Reproduce the listing below exactly. Pictures do not belong in the copy.
####
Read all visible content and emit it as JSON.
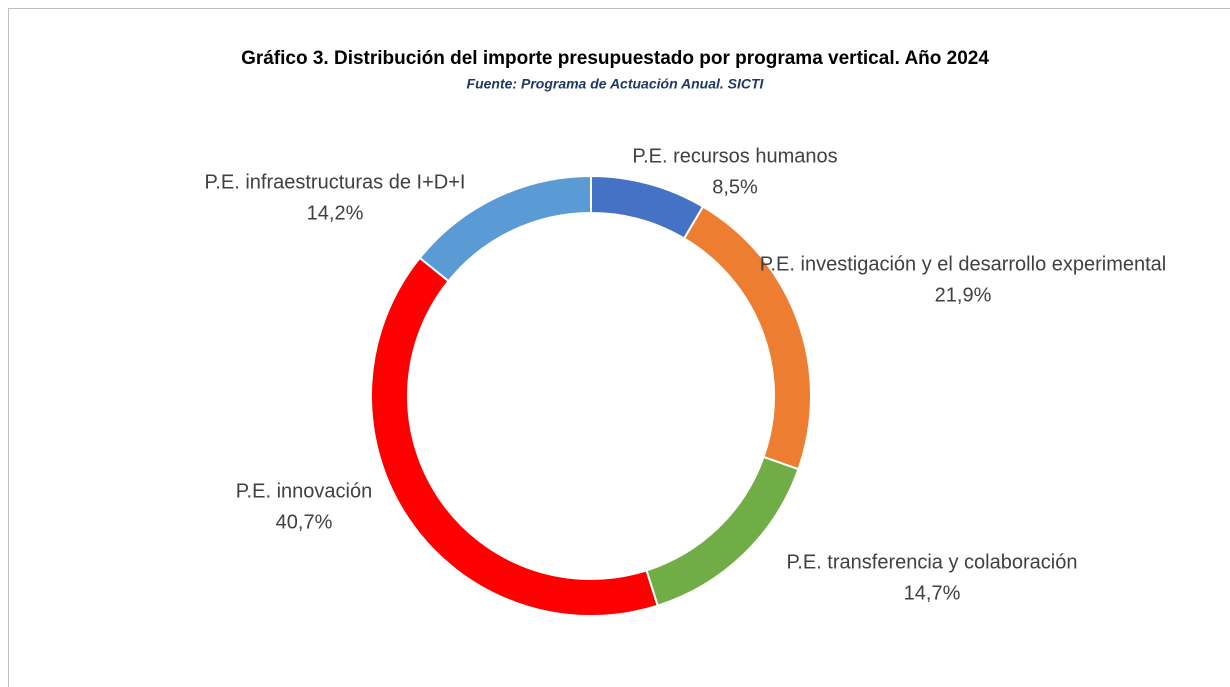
{
  "chart_data": {
    "type": "donut",
    "title": "Gráfico 3. Distribución del importe presupuestado por programa vertical. Año 2024",
    "subtitle": "Fuente: Programa de Actuación Anual. SICTI",
    "categories": [
      "P.E. recursos humanos",
      "P.E. investigación y el desarrollo experimental",
      "P.E. transferencia y colaboración",
      "P.E. innovación",
      "P.E. infraestructuras de I+D+I"
    ],
    "values": [
      8.5,
      21.9,
      14.7,
      40.7,
      14.2
    ],
    "value_labels": [
      "8,5%",
      "21,9%",
      "14,7%",
      "40,7%",
      "14,2%"
    ],
    "colors": [
      "#4472c4",
      "#ed7d31",
      "#70ad47",
      "#ff0000",
      "#5b9bd5"
    ]
  }
}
####
◆ Solution to this problem ◆
Read all visible content and emit it as JSON.
{
  "chart_data": {
    "type": "donut",
    "title": "Gráfico 3. Distribución del importe presupuestado por programa vertical. Año 2024",
    "subtitle": "Fuente: Programa de Actuación Anual. SICTI",
    "categories": [
      "P.E. recursos humanos",
      "P.E. investigación y el desarrollo experimental",
      "P.E. transferencia y colaboración",
      "P.E. innovación",
      "P.E. infraestructuras de I+D+I"
    ],
    "values": [
      8.5,
      21.9,
      14.7,
      40.7,
      14.2
    ],
    "value_labels": [
      "8,5%",
      "21,9%",
      "14,7%",
      "40,7%",
      "14,2%"
    ],
    "colors": [
      "#4472c4",
      "#ed7d31",
      "#70ad47",
      "#ff0000",
      "#5b9bd5"
    ]
  }
}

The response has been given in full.